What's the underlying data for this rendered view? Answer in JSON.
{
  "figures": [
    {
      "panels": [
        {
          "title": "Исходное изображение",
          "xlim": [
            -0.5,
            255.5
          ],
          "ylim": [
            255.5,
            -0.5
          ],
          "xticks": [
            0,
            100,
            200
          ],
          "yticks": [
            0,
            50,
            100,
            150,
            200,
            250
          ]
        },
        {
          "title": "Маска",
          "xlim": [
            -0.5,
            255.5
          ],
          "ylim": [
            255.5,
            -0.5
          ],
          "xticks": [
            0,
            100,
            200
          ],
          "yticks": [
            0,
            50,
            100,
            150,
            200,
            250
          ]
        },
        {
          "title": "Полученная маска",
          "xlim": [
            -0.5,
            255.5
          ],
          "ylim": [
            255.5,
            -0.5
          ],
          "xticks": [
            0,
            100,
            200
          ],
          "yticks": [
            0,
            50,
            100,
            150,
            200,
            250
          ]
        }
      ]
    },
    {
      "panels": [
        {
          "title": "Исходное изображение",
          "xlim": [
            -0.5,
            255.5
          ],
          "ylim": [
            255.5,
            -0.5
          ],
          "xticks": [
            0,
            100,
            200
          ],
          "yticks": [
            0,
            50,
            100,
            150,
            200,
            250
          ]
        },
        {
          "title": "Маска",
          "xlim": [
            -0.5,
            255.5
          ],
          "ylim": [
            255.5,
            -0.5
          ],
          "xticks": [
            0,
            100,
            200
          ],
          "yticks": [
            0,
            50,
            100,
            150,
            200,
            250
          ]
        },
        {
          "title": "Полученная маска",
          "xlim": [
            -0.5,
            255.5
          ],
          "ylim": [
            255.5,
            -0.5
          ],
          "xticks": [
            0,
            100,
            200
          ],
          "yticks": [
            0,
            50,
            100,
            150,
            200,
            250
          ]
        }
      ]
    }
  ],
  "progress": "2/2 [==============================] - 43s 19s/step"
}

***

**The request**: Each line of the material above must be retyped precisely.

**Full response**:
What's the underlying data for this rendered view? Answer in JSON.
{
  "figures": [
    {
      "panels": [
        {
          "title": "Исходное изображение",
          "xlim": [
            -0.5,
            255.5
          ],
          "ylim": [
            255.5,
            -0.5
          ],
          "xticks": [
            0,
            100,
            200
          ],
          "yticks": [
            0,
            50,
            100,
            150,
            200,
            250
          ]
        },
        {
          "title": "Маска",
          "xlim": [
            -0.5,
            255.5
          ],
          "ylim": [
            255.5,
            -0.5
          ],
          "xticks": [
            0,
            100,
            200
          ],
          "yticks": [
            0,
            50,
            100,
            150,
            200,
            250
          ]
        },
        {
          "title": "Полученная маска",
          "xlim": [
            -0.5,
            255.5
          ],
          "ylim": [
            255.5,
            -0.5
          ],
          "xticks": [
            0,
            100,
            200
          ],
          "yticks": [
            0,
            50,
            100,
            150,
            200,
            250
          ]
        }
      ]
    },
    {
      "panels": [
        {
          "title": "Исходное изображение",
          "xlim": [
            -0.5,
            255.5
          ],
          "ylim": [
            255.5,
            -0.5
          ],
          "xticks": [
            0,
            100,
            200
          ],
          "yticks": [
            0,
            50,
            100,
            150,
            200,
            250
          ]
        },
        {
          "title": "Маска",
          "xlim": [
            -0.5,
            255.5
          ],
          "ylim": [
            255.5,
            -0.5
          ],
          "xticks": [
            0,
            100,
            200
          ],
          "yticks": [
            0,
            50,
            100,
            150,
            200,
            250
          ]
        },
        {
          "title": "Полученная маска",
          "xlim": [
            -0.5,
            255.5
          ],
          "ylim": [
            255.5,
            -0.5
          ],
          "xticks": [
            0,
            100,
            200
          ],
          "yticks": [
            0,
            50,
            100,
            150,
            200,
            250
          ]
        }
      ]
    }
  ],
  "progress": "2/2 [==============================] - 43s 19s/step"
}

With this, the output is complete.